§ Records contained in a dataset
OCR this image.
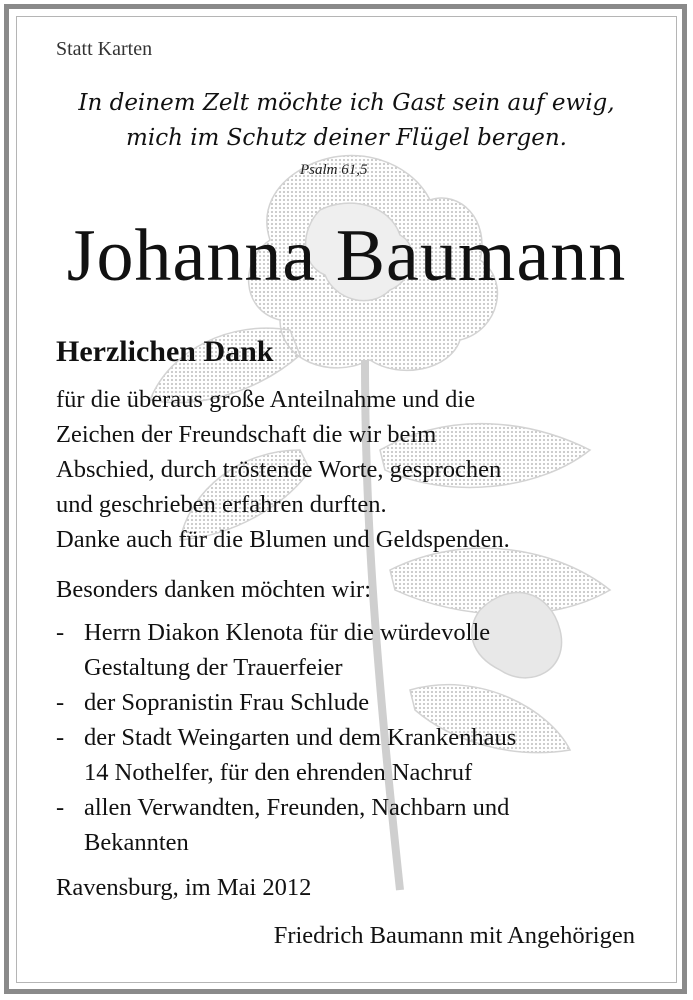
Statt Karten
In deinem Zelt möchte ich Gast sein auf ewig,
mich im Schutz deiner Flügel bergen.
Psalm 61,5
Johanna Baumann
Herzlichen Dank
für die überaus große Anteilnahme und die
Zeichen der Freundschaft die wir beim
Abschied, durch tröstende Worte, gesprochen
und geschrieben erfahren durften.
Danke auch für die Blumen und Geldspenden.
Besonders danken möchten wir:
- Herrn Diakon Klenota für die würdevolle
Gestaltung der Trauerfeier
- der Sopranistin Frau Schlude
- der Stadt Weingarten und dem Krankenhaus
14 Nothelfer, für den ehrenden Nachruf
- allen Verwandten, Freunden, Nachbarn und
Bekannten
Ravensburg, im Mai 2012
Friedrich Baumann mit Angehörigen
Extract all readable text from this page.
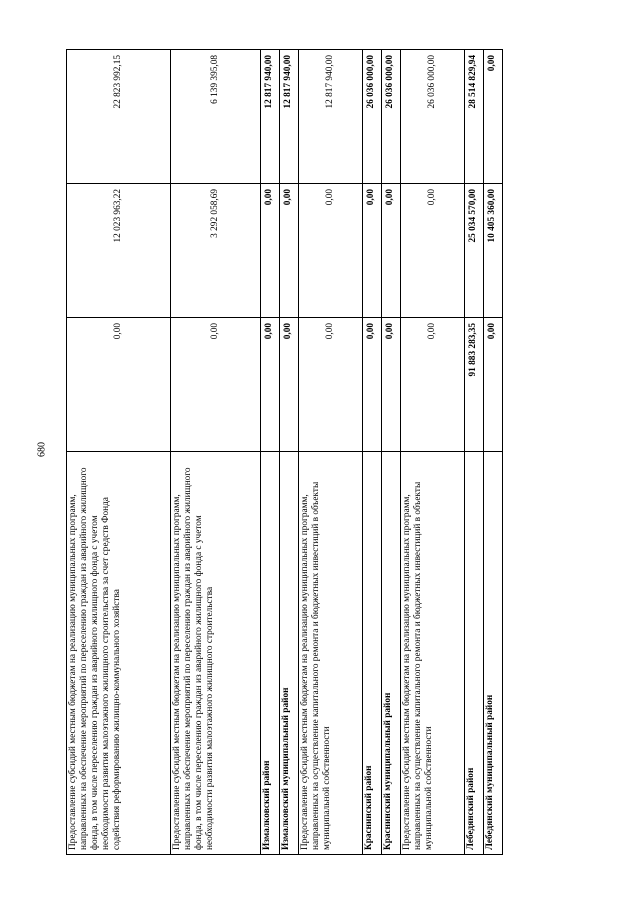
680
Предоставление субсидий местным бюджетам на реализацию муниципальных программ, направленных на обеспечение мероприятий по переселению граждан из аварийного жилищного фонда, в том числе переселению граждан из аварийного жилищного фонда с учетом необходимости развития малоэтажного жилищного строительства за счет средств Фонда содействия реформированию жилищно-коммунального хозяйства	0,00	12 023 963,22	22 823 992,15
Предоставление субсидий местным бюджетам на реализацию муниципальных программ, направленных на обеспечение мероприятий по переселению граждан из аварийного жилищного фонда, в том числе переселению граждан из аварийного жилищного фонда с учетом необходимости развития малоэтажного жилищного строительства	0,00	3 292 058,69	6 139 395,08
Измалковский район	0,00	0,00	12 817 940,00
Измалковский муниципальный район	0,00	0,00	12 817 940,00
Предоставление субсидий местным бюджетам на реализацию муниципальных программ, направленных на осуществление капитального ремонта и бюджетных инвестиций в объекты муниципальной собственности	0,00	0,00	12 817 940,00
Краснинский район	0,00	0,00	26 036 000,00
Краснинский муниципальный район	0,00	0,00	26 036 000,00
Предоставление субсидий местным бюджетам на реализацию муниципальных программ, направленных на осуществление капитального ремонта и бюджетных инвестиций в объекты муниципальной собственности	0,00	0,00	26 036 000,00
Лебедянский район	91 883 283,35	25 034 570,00	28 514 829,94
Лебедянский муниципальный район	0,00	10 405 360,00	0,00
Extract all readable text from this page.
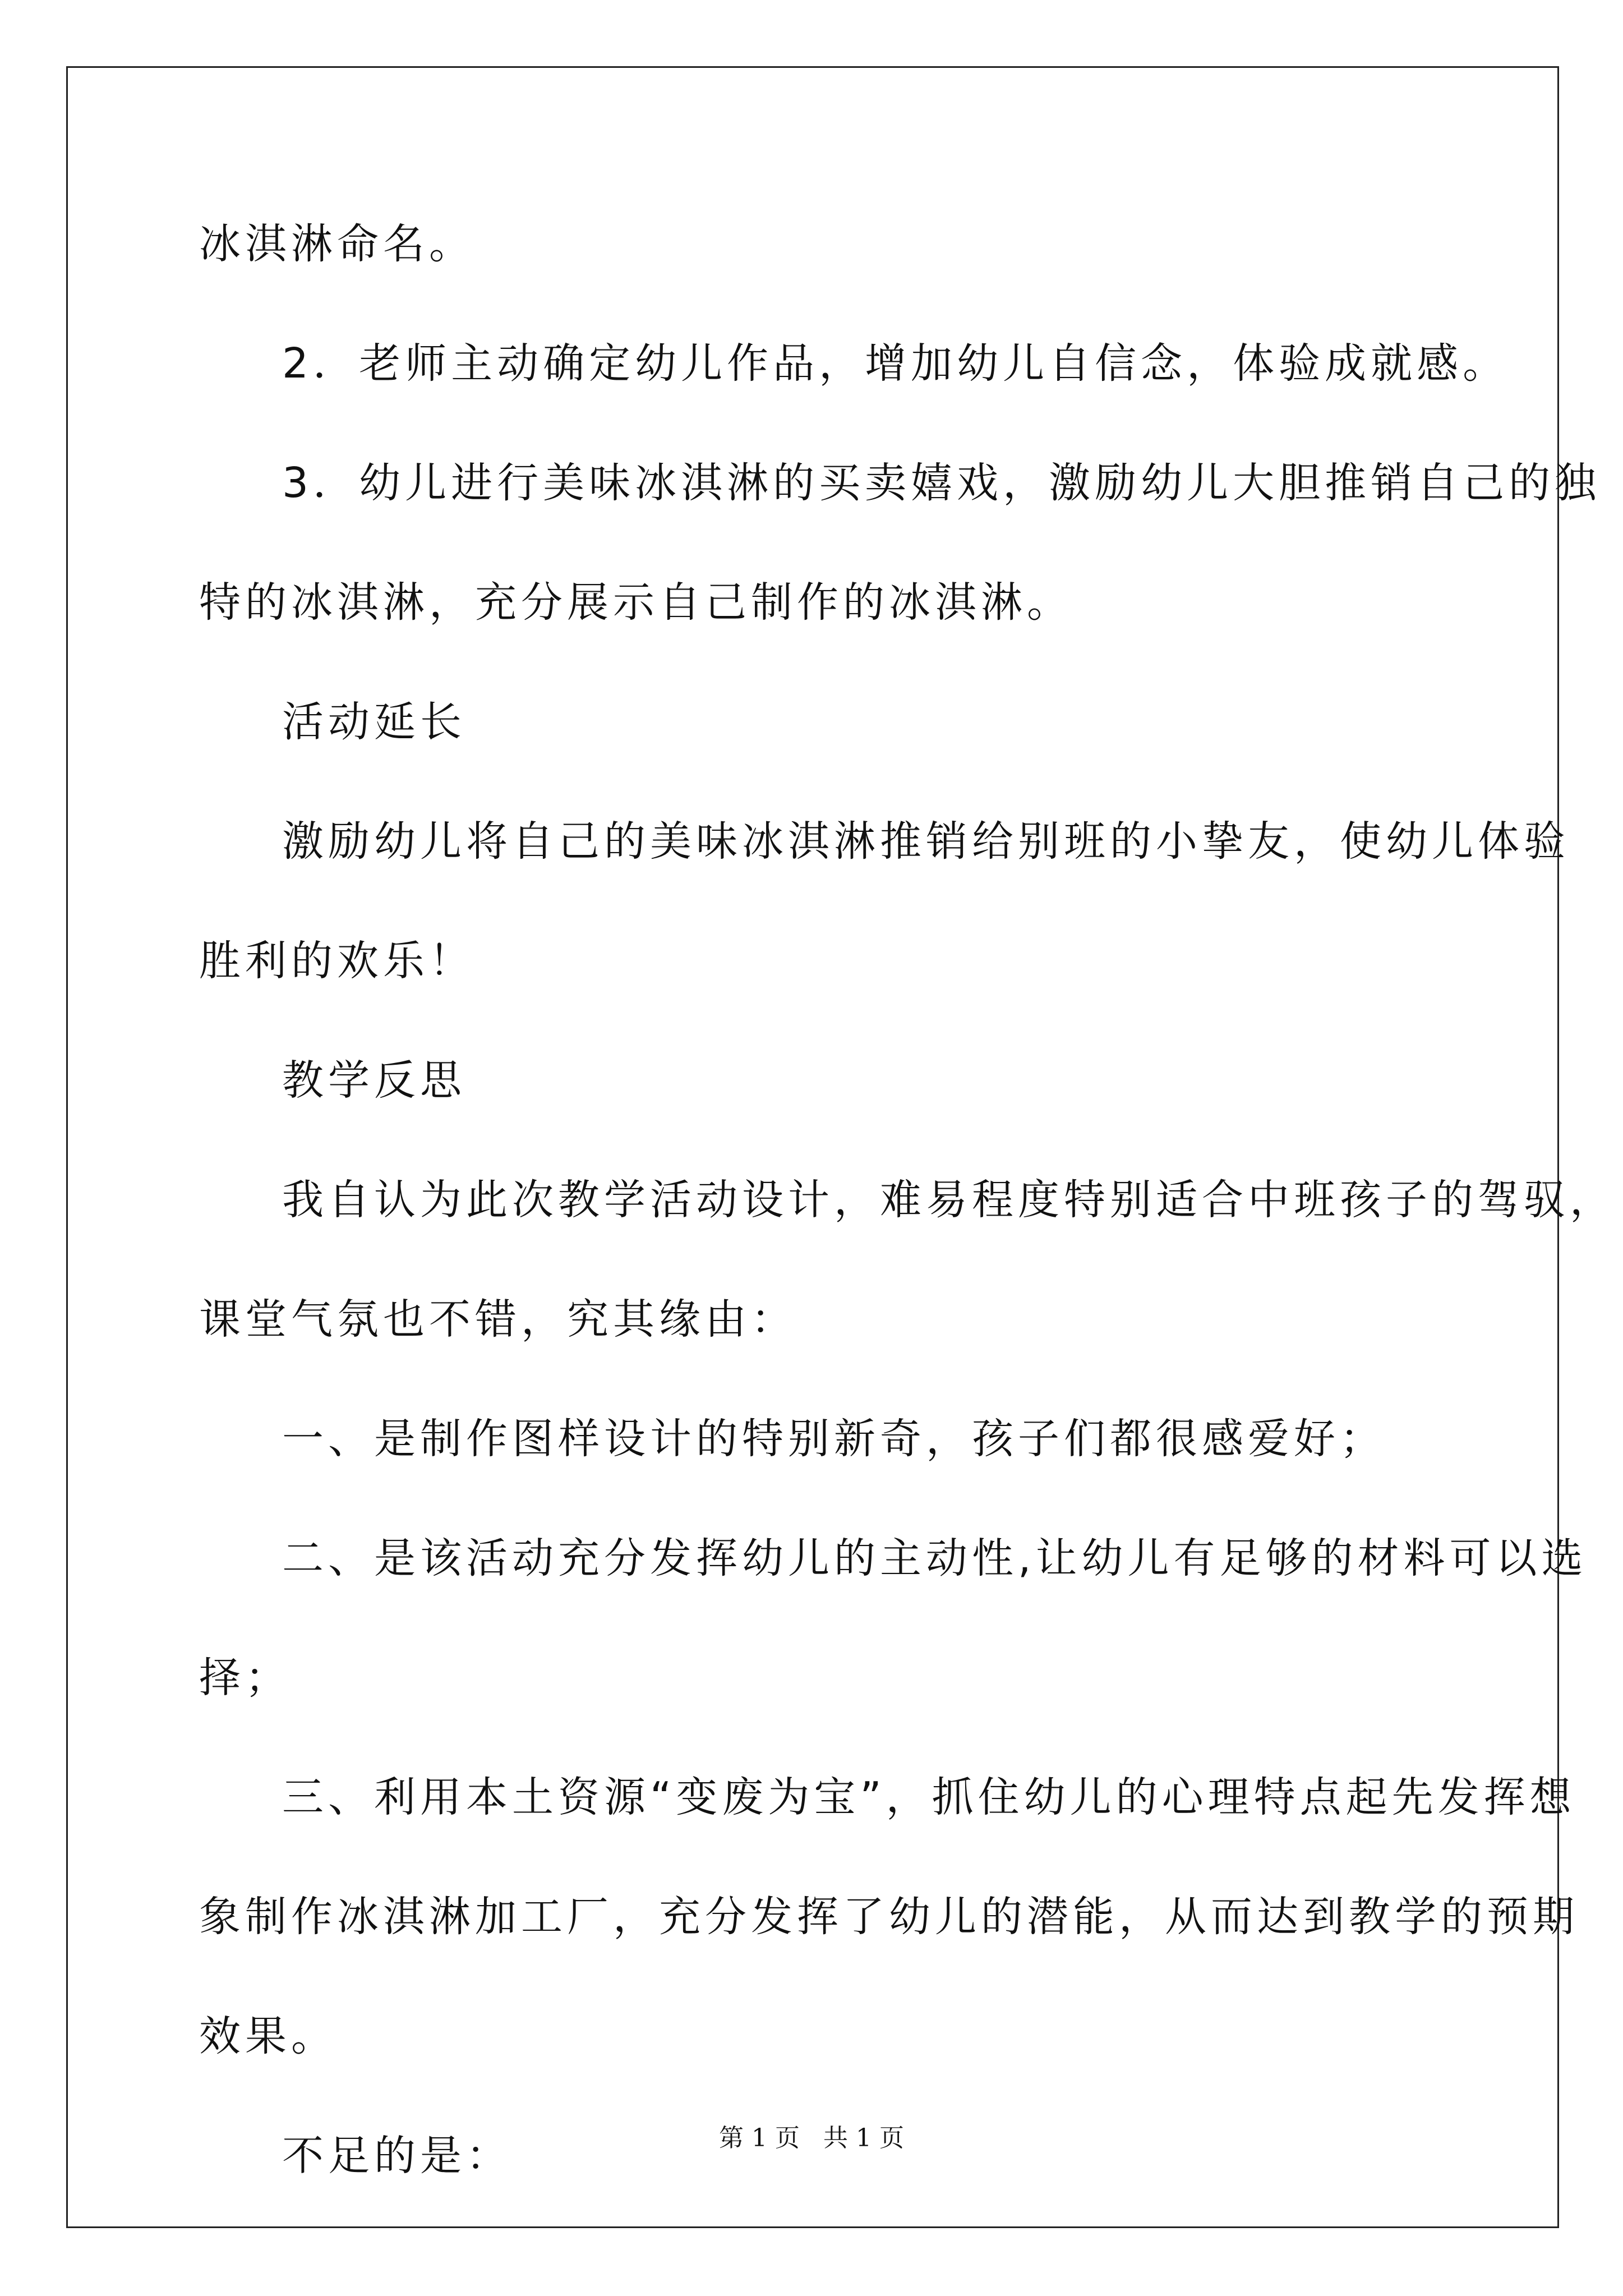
冰淇淋命名。
2．老师主动确定幼儿作品，增加幼儿自信念，体验成就感。
3．幼儿进行美味冰淇淋的买卖嬉戏，激励幼儿大胆推销自己的独
特的冰淇淋，充分展示自己制作的冰淇淋。
活动延长
激励幼儿将自己的美味冰淇淋推销给别班的小挚友，使幼儿体验
胜利的欢乐！
教学反思
我自认为此次教学活动设计，难易程度特别适合中班孩子的驾驭，
课堂气氛也不错，究其缘由：
一、是制作图样设计的特别新奇，孩子们都很感爱好；
二、是该活动充分发挥幼儿的主动性,让幼儿有足够的材料可以选
择；
三、利用本土资源“变废为宝”，抓住幼儿的心理特点起先发挥想
象制作冰淇淋加工厂，充分发挥了幼儿的潜能，从而达到教学的预期
效果。
不足的是：	第 1 页   共 1 页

§ WHAT IS BEING ASKED
Report how many lines above hold the string "Краснинский", giving nothing but the number.

§ RESPONSE TO THE EXERCISE
2